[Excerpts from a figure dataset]
------------------------------------------------------------------------

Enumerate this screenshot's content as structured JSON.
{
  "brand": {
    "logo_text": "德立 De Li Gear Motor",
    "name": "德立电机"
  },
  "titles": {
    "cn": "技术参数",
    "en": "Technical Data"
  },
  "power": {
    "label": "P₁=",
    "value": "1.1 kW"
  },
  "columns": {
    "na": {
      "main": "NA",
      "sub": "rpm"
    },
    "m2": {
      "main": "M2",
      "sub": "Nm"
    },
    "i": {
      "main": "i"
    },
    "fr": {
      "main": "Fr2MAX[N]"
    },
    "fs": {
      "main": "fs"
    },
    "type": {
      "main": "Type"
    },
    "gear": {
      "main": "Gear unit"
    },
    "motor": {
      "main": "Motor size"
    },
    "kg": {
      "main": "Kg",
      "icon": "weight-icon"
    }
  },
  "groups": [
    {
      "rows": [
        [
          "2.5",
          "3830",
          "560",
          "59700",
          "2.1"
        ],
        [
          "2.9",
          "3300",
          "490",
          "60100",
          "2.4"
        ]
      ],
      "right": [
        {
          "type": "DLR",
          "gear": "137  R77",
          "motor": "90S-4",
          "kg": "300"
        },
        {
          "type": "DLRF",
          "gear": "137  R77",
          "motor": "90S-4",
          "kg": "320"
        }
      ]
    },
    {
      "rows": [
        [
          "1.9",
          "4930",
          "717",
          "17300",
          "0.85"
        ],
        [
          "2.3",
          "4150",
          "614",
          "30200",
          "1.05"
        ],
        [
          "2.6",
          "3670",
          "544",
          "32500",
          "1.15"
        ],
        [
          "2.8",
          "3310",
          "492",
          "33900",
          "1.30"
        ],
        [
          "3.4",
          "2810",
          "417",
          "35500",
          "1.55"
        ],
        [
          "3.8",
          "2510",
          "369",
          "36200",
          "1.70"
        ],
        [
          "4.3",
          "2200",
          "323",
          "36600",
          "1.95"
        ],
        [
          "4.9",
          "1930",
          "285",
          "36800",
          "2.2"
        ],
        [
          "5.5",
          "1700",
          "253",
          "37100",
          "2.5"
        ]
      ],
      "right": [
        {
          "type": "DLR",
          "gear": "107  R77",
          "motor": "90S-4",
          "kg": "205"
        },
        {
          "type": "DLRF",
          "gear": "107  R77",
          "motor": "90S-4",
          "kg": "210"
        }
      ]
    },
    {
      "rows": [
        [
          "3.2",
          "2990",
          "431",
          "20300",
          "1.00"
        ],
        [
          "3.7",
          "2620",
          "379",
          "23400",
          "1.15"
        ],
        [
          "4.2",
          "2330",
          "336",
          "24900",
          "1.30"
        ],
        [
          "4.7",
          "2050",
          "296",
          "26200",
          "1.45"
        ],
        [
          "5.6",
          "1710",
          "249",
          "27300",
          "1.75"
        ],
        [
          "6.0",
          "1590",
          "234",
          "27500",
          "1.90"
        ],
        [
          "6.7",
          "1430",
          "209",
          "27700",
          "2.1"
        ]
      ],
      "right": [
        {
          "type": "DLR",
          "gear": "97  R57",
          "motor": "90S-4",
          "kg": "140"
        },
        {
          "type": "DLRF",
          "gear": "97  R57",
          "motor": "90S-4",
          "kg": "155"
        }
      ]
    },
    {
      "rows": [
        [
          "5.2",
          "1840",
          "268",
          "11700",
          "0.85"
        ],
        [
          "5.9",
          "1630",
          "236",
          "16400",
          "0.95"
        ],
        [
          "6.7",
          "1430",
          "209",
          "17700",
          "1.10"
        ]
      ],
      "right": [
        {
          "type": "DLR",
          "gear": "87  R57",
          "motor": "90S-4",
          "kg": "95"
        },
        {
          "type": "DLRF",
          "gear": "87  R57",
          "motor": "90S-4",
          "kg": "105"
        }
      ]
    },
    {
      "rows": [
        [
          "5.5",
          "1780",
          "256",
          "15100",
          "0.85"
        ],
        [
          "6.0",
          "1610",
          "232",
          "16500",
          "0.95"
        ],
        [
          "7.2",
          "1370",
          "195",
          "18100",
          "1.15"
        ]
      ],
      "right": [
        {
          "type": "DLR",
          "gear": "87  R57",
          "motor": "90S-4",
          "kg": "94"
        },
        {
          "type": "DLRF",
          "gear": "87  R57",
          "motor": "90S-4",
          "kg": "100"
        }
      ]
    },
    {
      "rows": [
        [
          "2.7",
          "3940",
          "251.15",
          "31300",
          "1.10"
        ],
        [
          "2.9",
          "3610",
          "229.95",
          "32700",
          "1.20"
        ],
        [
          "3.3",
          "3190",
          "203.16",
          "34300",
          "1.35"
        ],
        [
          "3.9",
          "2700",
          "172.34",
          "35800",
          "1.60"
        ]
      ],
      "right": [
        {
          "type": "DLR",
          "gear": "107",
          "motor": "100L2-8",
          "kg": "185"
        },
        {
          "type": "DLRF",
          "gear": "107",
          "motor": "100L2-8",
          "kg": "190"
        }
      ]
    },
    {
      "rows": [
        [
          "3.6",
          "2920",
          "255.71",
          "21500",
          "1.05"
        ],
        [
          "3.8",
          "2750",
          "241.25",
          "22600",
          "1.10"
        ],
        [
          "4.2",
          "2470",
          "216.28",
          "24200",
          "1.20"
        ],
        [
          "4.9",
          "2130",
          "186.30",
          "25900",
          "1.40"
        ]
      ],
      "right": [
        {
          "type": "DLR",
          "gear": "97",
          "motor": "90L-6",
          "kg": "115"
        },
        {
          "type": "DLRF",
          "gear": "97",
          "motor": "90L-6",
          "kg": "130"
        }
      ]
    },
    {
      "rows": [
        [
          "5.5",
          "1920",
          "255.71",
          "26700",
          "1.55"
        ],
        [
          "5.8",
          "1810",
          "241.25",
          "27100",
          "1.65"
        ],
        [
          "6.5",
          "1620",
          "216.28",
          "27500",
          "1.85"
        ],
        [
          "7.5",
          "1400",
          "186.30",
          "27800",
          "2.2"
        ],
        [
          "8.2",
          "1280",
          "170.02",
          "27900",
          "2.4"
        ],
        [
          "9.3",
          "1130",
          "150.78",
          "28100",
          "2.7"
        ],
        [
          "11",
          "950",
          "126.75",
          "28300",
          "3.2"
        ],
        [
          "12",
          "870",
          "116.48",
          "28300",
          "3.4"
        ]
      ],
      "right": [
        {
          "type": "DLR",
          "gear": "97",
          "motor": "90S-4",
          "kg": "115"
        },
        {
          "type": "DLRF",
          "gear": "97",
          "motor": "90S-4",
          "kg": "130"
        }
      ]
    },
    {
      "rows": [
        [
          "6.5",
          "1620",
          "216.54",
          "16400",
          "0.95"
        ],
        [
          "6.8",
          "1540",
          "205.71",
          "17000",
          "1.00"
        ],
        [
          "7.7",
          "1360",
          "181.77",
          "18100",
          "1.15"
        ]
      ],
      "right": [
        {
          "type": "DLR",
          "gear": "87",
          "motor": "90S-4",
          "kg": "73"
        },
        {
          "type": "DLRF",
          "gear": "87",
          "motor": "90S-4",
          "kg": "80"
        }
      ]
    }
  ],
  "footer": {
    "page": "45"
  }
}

------------------------------------------------------------------------

### Brief
Using the listing above, reproduce each line without omission.

### Output of the exercise
Enumerate this screenshot's content as structured JSON.
{
  "brand": {
    "logo_text": "德立 De Li Gear Motor",
    "name": "德立电机"
  },
  "titles": {
    "cn": "技术参数",
    "en": "Technical Data"
  },
  "power": {
    "label": "P₁=",
    "value": "1.1 kW"
  },
  "columns": {
    "na": {
      "main": "NA",
      "sub": "rpm"
    },
    "m2": {
      "main": "M2",
      "sub": "Nm"
    },
    "i": {
      "main": "i"
    },
    "fr": {
      "main": "Fr2MAX[N]"
    },
    "fs": {
      "main": "fs"
    },
    "type": {
      "main": "Type"
    },
    "gear": {
      "main": "Gear unit"
    },
    "motor": {
      "main": "Motor size"
    },
    "kg": {
      "main": "Kg",
      "icon": "weight-icon"
    }
  },
  "groups": [
    {
      "rows": [
        [
          "2.5",
          "3830",
          "560",
          "59700",
          "2.1"
        ],
        [
          "2.9",
          "3300",
          "490",
          "60100",
          "2.4"
        ]
      ],
      "right": [
        {
          "type": "DLR",
          "gear": "137  R77",
          "motor": "90S-4",
          "kg": "300"
        },
        {
          "type": "DLRF",
          "gear": "137  R77",
          "motor": "90S-4",
          "kg": "320"
        }
      ]
    },
    {
      "rows": [
        [
          "1.9",
          "4930",
          "717",
          "17300",
          "0.85"
        ],
        [
          "2.3",
          "4150",
          "614",
          "30200",
          "1.05"
        ],
        [
          "2.6",
          "3670",
          "544",
          "32500",
          "1.15"
        ],
        [
          "2.8",
          "3310",
          "492",
          "33900",
          "1.30"
        ],
        [
          "3.4",
          "2810",
          "417",
          "35500",
          "1.55"
        ],
        [
          "3.8",
          "2510",
          "369",
          "36200",
          "1.70"
        ],
        [
          "4.3",
          "2200",
          "323",
          "36600",
          "1.95"
        ],
        [
          "4.9",
          "1930",
          "285",
          "36800",
          "2.2"
        ],
        [
          "5.5",
          "1700",
          "253",
          "37100",
          "2.5"
        ]
      ],
      "right": [
        {
          "type": "DLR",
          "gear": "107  R77",
          "motor": "90S-4",
          "kg": "205"
        },
        {
          "type": "DLRF",
          "gear": "107  R77",
          "motor": "90S-4",
          "kg": "210"
        }
      ]
    },
    {
      "rows": [
        [
          "3.2",
          "2990",
          "431",
          "20300",
          "1.00"
        ],
        [
          "3.7",
          "2620",
          "379",
          "23400",
          "1.15"
        ],
        [
          "4.2",
          "2330",
          "336",
          "24900",
          "1.30"
        ],
        [
          "4.7",
          "2050",
          "296",
          "26200",
          "1.45"
        ],
        [
          "5.6",
          "1710",
          "249",
          "27300",
          "1.75"
        ],
        [
          "6.0",
          "1590",
          "234",
          "27500",
          "1.90"
        ],
        [
          "6.7",
          "1430",
          "209",
          "27700",
          "2.1"
        ]
      ],
      "right": [
        {
          "type": "DLR",
          "gear": "97  R57",
          "motor": "90S-4",
          "kg": "140"
        },
        {
          "type": "DLRF",
          "gear": "97  R57",
          "motor": "90S-4",
          "kg": "155"
        }
      ]
    },
    {
      "rows": [
        [
          "5.2",
          "1840",
          "268",
          "11700",
          "0.85"
        ],
        [
          "5.9",
          "1630",
          "236",
          "16400",
          "0.95"
        ],
        [
          "6.7",
          "1430",
          "209",
          "17700",
          "1.10"
        ]
      ],
      "right": [
        {
          "type": "DLR",
          "gear": "87  R57",
          "motor": "90S-4",
          "kg": "95"
        },
        {
          "type": "DLRF",
          "gear": "87  R57",
          "motor": "90S-4",
          "kg": "105"
        }
      ]
    },
    {
      "rows": [
        [
          "5.5",
          "1780",
          "256",
          "15100",
          "0.85"
        ],
        [
          "6.0",
          "1610",
          "232",
          "16500",
          "0.95"
        ],
        [
          "7.2",
          "1370",
          "195",
          "18100",
          "1.15"
        ]
      ],
      "right": [
        {
          "type": "DLR",
          "gear": "87  R57",
          "motor": "90S-4",
          "kg": "94"
        },
        {
          "type": "DLRF",
          "gear": "87  R57",
          "motor": "90S-4",
          "kg": "100"
        }
      ]
    },
    {
      "rows": [
        [
          "2.7",
          "3940",
          "251.15",
          "31300",
          "1.10"
        ],
        [
          "2.9",
          "3610",
          "229.95",
          "32700",
          "1.20"
        ],
        [
          "3.3",
          "3190",
          "203.16",
          "34300",
          "1.35"
        ],
        [
          "3.9",
          "2700",
          "172.34",
          "35800",
          "1.60"
        ]
      ],
      "right": [
        {
          "type": "DLR",
          "gear": "107",
          "motor": "100L2-8",
          "kg": "185"
        },
        {
          "type": "DLRF",
          "gear": "107",
          "motor": "100L2-8",
          "kg": "190"
        }
      ]
    },
    {
      "rows": [
        [
          "3.6",
          "2920",
          "255.71",
          "21500",
          "1.05"
        ],
        [
          "3.8",
          "2750",
          "241.25",
          "22600",
          "1.10"
        ],
        [
          "4.2",
          "2470",
          "216.28",
          "24200",
          "1.20"
        ],
        [
          "4.9",
          "2130",
          "186.30",
          "25900",
          "1.40"
        ]
      ],
      "right": [
        {
          "type": "DLR",
          "gear": "97",
          "motor": "90L-6",
          "kg": "115"
        },
        {
          "type": "DLRF",
          "gear": "97",
          "motor": "90L-6",
          "kg": "130"
        }
      ]
    },
    {
      "rows": [
        [
          "5.5",
          "1920",
          "255.71",
          "26700",
          "1.55"
        ],
        [
          "5.8",
          "1810",
          "241.25",
          "27100",
          "1.65"
        ],
        [
          "6.5",
          "1620",
          "216.28",
          "27500",
          "1.85"
        ],
        [
          "7.5",
          "1400",
          "186.30",
          "27800",
          "2.2"
        ],
        [
          "8.2",
          "1280",
          "170.02",
          "27900",
          "2.4"
        ],
        [
          "9.3",
          "1130",
          "150.78",
          "28100",
          "2.7"
        ],
        [
          "11",
          "950",
          "126.75",
          "28300",
          "3.2"
        ],
        [
          "12",
          "870",
          "116.48",
          "28300",
          "3.4"
        ]
      ],
      "right": [
        {
          "type": "DLR",
          "gear": "97",
          "motor": "90S-4",
          "kg": "115"
        },
        {
          "type": "DLRF",
          "gear": "97",
          "motor": "90S-4",
          "kg": "130"
        }
      ]
    },
    {
      "rows": [
        [
          "6.5",
          "1620",
          "216.54",
          "16400",
          "0.95"
        ],
        [
          "6.8",
          "1540",
          "205.71",
          "17000",
          "1.00"
        ],
        [
          "7.7",
          "1360",
          "181.77",
          "18100",
          "1.15"
        ]
      ],
      "right": [
        {
          "type": "DLR",
          "gear": "87",
          "motor": "90S-4",
          "kg": "73"
        },
        {
          "type": "DLRF",
          "gear": "87",
          "motor": "90S-4",
          "kg": "80"
        }
      ]
    }
  ],
  "footer": {
    "page": "45"
  }
}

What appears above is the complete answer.